WHAT TO WORK ON:
Each record below is to be reproduced without any change.
— Begin —
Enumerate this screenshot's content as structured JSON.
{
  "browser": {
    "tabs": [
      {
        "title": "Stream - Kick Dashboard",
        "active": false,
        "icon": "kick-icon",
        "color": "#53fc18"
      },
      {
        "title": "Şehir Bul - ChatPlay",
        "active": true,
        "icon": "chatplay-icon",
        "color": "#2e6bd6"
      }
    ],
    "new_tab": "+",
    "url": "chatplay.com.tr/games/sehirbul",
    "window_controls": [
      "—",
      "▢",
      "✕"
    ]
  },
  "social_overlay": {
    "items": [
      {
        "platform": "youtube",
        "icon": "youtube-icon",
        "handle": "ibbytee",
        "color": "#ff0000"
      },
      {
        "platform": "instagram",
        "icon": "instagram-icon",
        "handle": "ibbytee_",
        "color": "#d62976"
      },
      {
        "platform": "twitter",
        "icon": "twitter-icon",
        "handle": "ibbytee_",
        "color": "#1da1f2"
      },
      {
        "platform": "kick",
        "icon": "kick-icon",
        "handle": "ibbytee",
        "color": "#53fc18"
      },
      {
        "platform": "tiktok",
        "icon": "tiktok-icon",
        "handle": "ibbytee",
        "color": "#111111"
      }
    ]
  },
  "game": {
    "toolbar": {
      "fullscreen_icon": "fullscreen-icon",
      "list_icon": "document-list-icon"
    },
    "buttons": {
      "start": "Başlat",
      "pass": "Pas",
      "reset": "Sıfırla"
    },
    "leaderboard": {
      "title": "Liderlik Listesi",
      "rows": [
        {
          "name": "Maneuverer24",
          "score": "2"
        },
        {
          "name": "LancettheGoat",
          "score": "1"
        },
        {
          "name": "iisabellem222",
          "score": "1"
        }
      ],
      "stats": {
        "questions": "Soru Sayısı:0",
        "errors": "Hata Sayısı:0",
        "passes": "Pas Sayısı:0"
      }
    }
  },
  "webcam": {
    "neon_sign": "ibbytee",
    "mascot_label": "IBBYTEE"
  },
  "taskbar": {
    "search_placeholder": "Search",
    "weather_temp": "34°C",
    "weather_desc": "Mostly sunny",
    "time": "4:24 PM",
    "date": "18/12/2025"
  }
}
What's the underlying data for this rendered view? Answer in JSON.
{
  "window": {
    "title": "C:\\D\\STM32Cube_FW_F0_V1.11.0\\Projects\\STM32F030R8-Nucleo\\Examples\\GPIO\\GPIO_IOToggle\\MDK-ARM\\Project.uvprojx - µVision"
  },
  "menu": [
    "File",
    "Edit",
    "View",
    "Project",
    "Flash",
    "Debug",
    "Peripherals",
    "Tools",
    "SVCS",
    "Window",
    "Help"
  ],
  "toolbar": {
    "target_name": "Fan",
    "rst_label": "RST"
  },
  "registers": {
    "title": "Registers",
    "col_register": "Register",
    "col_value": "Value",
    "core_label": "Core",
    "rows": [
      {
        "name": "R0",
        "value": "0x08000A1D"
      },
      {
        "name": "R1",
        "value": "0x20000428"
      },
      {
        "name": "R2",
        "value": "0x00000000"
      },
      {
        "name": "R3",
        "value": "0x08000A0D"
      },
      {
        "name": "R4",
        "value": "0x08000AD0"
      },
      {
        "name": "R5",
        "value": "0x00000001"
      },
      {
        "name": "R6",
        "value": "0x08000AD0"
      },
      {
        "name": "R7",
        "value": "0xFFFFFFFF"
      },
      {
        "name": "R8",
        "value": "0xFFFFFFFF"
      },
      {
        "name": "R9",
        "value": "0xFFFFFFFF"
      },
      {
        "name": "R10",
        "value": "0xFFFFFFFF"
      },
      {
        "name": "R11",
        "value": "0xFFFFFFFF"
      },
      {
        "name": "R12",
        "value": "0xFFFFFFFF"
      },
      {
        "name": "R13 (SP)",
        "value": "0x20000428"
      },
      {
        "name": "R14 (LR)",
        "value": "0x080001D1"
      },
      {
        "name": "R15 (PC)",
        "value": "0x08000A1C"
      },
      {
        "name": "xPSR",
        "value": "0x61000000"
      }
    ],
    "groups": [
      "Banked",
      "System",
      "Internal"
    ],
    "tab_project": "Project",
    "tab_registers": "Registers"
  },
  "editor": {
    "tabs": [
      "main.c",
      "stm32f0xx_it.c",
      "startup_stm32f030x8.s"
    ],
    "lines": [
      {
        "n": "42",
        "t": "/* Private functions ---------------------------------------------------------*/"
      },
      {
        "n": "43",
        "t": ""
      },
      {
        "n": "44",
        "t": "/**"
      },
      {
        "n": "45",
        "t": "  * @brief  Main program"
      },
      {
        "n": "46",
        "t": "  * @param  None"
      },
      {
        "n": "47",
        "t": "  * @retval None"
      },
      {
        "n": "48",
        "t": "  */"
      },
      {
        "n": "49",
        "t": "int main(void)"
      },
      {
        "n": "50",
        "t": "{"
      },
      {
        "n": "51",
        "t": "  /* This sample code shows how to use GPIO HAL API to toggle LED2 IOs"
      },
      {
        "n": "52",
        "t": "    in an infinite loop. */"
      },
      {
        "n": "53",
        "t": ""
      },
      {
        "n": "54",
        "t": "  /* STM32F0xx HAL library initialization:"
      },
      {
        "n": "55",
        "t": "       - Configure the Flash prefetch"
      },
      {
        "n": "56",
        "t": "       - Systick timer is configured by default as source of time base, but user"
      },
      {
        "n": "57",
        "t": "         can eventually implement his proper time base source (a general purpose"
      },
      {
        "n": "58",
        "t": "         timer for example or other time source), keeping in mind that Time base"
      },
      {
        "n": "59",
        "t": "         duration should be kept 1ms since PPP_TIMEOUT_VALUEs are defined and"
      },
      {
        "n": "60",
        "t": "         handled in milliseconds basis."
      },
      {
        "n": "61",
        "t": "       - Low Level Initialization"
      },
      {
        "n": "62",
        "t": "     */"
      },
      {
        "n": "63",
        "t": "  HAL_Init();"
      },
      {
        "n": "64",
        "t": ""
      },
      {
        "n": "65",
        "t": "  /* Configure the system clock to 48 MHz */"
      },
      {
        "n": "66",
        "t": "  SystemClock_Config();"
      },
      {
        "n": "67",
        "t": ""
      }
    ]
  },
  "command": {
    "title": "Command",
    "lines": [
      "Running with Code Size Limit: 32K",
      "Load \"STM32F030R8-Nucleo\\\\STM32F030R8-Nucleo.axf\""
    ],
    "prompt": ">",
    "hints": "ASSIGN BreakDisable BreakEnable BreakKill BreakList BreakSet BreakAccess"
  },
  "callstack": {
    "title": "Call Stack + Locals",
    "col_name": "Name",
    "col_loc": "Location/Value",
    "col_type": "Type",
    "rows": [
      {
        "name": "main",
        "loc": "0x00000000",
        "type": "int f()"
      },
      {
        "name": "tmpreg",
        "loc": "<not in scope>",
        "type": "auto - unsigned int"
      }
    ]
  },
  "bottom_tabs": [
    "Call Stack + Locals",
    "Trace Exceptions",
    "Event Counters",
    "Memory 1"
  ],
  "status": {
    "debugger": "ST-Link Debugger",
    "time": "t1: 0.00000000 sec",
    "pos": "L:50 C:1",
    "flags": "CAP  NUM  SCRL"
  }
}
— End —
RESULT OF THIS TASK:
Enumerate this screenshot's content as structured JSON.
{
  "browser": {
    "tabs": [
      {
        "title": "Stream - Kick Dashboard",
        "active": false,
        "icon": "kick-icon",
        "color": "#53fc18"
      },
      {
        "title": "Şehir Bul - ChatPlay",
        "active": true,
        "icon": "chatplay-icon",
        "color": "#2e6bd6"
      }
    ],
    "new_tab": "+",
    "url": "chatplay.com.tr/games/sehirbul",
    "window_controls": [
      "—",
      "▢",
      "✕"
    ]
  },
  "social_overlay": {
    "items": [
      {
        "platform": "youtube",
        "icon": "youtube-icon",
        "handle": "ibbytee",
        "color": "#ff0000"
      },
      {
        "platform": "instagram",
        "icon": "instagram-icon",
        "handle": "ibbytee_",
        "color": "#d62976"
      },
      {
        "platform": "twitter",
        "icon": "twitter-icon",
        "handle": "ibbytee_",
        "color": "#1da1f2"
      },
      {
        "platform": "kick",
        "icon": "kick-icon",
        "handle": "ibbytee",
        "color": "#53fc18"
      },
      {
        "platform": "tiktok",
        "icon": "tiktok-icon",
        "handle": "ibbytee",
        "color": "#111111"
      }
    ]
  },
  "game": {
    "toolbar": {
      "fullscreen_icon": "fullscreen-icon",
      "list_icon": "document-list-icon"
    },
    "buttons": {
      "start": "Başlat",
      "pass": "Pas",
      "reset": "Sıfırla"
    },
    "leaderboard": {
      "title": "Liderlik Listesi",
      "rows": [
        {
          "name": "Maneuverer24",
          "score": "2"
        },
        {
          "name": "LancettheGoat",
          "score": "1"
        },
        {
          "name": "iisabellem222",
          "score": "1"
        }
      ],
      "stats": {
        "questions": "Soru Sayısı:0",
        "errors": "Hata Sayısı:0",
        "passes": "Pas Sayısı:0"
      }
    }
  },
  "webcam": {
    "neon_sign": "ibbytee",
    "mascot_label": "IBBYTEE"
  },
  "taskbar": {
    "search_placeholder": "Search",
    "weather_temp": "34°C",
    "weather_desc": "Mostly sunny",
    "time": "4:24 PM",
    "date": "18/12/2025"
  }
}
What's the underlying data for this rendered view? Answer in JSON.
{
  "window": {
    "title": "C:\\D\\STM32Cube_FW_F0_V1.11.0\\Projects\\STM32F030R8-Nucleo\\Examples\\GPIO\\GPIO_IOToggle\\MDK-ARM\\Project.uvprojx - µVision"
  },
  "menu": [
    "File",
    "Edit",
    "View",
    "Project",
    "Flash",
    "Debug",
    "Peripherals",
    "Tools",
    "SVCS",
    "Window",
    "Help"
  ],
  "toolbar": {
    "target_name": "Fan",
    "rst_label": "RST"
  },
  "registers": {
    "title": "Registers",
    "col_register": "Register",
    "col_value": "Value",
    "core_label": "Core",
    "rows": [
      {
        "name": "R0",
        "value": "0x08000A1D"
      },
      {
        "name": "R1",
        "value": "0x20000428"
      },
      {
        "name": "R2",
        "value": "0x00000000"
      },
      {
        "name": "R3",
        "value": "0x08000A0D"
      },
      {
        "name": "R4",
        "value": "0x08000AD0"
      },
      {
        "name": "R5",
        "value": "0x00000001"
      },
      {
        "name": "R6",
        "value": "0x08000AD0"
      },
      {
        "name": "R7",
        "value": "0xFFFFFFFF"
      },
      {
        "name": "R8",
        "value": "0xFFFFFFFF"
      },
      {
        "name": "R9",
        "value": "0xFFFFFFFF"
      },
      {
        "name": "R10",
        "value": "0xFFFFFFFF"
      },
      {
        "name": "R11",
        "value": "0xFFFFFFFF"
      },
      {
        "name": "R12",
        "value": "0xFFFFFFFF"
      },
      {
        "name": "R13 (SP)",
        "value": "0x20000428"
      },
      {
        "name": "R14 (LR)",
        "value": "0x080001D1"
      },
      {
        "name": "R15 (PC)",
        "value": "0x08000A1C"
      },
      {
        "name": "xPSR",
        "value": "0x61000000"
      }
    ],
    "groups": [
      "Banked",
      "System",
      "Internal"
    ],
    "tab_project": "Project",
    "tab_registers": "Registers"
  },
  "editor": {
    "tabs": [
      "main.c",
      "stm32f0xx_it.c",
      "startup_stm32f030x8.s"
    ],
    "lines": [
      {
        "n": "42",
        "t": "/* Private functions ---------------------------------------------------------*/"
      },
      {
        "n": "43",
        "t": ""
      },
      {
        "n": "44",
        "t": "/**"
      },
      {
        "n": "45",
        "t": "  * @brief  Main program"
      },
      {
        "n": "46",
        "t": "  * @param  None"
      },
      {
        "n": "47",
        "t": "  * @retval None"
      },
      {
        "n": "48",
        "t": "  */"
      },
      {
        "n": "49",
        "t": "int main(void)"
      },
      {
        "n": "50",
        "t": "{"
      },
      {
        "n": "51",
        "t": "  /* This sample code shows how to use GPIO HAL API to toggle LED2 IOs"
      },
      {
        "n": "52",
        "t": "    in an infinite loop. */"
      },
      {
        "n": "53",
        "t": ""
      },
      {
        "n": "54",
        "t": "  /* STM32F0xx HAL library initialization:"
      },
      {
        "n": "55",
        "t": "       - Configure the Flash prefetch"
      },
      {
        "n": "56",
        "t": "       - Systick timer is configured by default as source of time base, but user"
      },
      {
        "n": "57",
        "t": "         can eventually implement his proper time base source (a general purpose"
      },
      {
        "n": "58",
        "t": "         timer for example or other time source), keeping in mind that Time base"
      },
      {
        "n": "59",
        "t": "         duration should be kept 1ms since PPP_TIMEOUT_VALUEs are defined and"
      },
      {
        "n": "60",
        "t": "         handled in milliseconds basis."
      },
      {
        "n": "61",
        "t": "       - Low Level Initialization"
      },
      {
        "n": "62",
        "t": "     */"
      },
      {
        "n": "63",
        "t": "  HAL_Init();"
      },
      {
        "n": "64",
        "t": ""
      },
      {
        "n": "65",
        "t": "  /* Configure the system clock to 48 MHz */"
      },
      {
        "n": "66",
        "t": "  SystemClock_Config();"
      },
      {
        "n": "67",
        "t": ""
      }
    ]
  },
  "command": {
    "title": "Command",
    "lines": [
      "Running with Code Size Limit: 32K",
      "Load \"STM32F030R8-Nucleo\\\\STM32F030R8-Nucleo.axf\""
    ],
    "prompt": ">",
    "hints": "ASSIGN BreakDisable BreakEnable BreakKill BreakList BreakSet BreakAccess"
  },
  "callstack": {
    "title": "Call Stack + Locals",
    "col_name": "Name",
    "col_loc": "Location/Value",
    "col_type": "Type",
    "rows": [
      {
        "name": "main",
        "loc": "0x00000000",
        "type": "int f()"
      },
      {
        "name": "tmpreg",
        "loc": "<not in scope>",
        "type": "auto - unsigned int"
      }
    ]
  },
  "bottom_tabs": [
    "Call Stack + Locals",
    "Trace Exceptions",
    "Event Counters",
    "Memory 1"
  ],
  "status": {
    "debugger": "ST-Link Debugger",
    "time": "t1: 0.00000000 sec",
    "pos": "L:50 C:1",
    "flags": "CAP  NUM  SCRL"
  }
}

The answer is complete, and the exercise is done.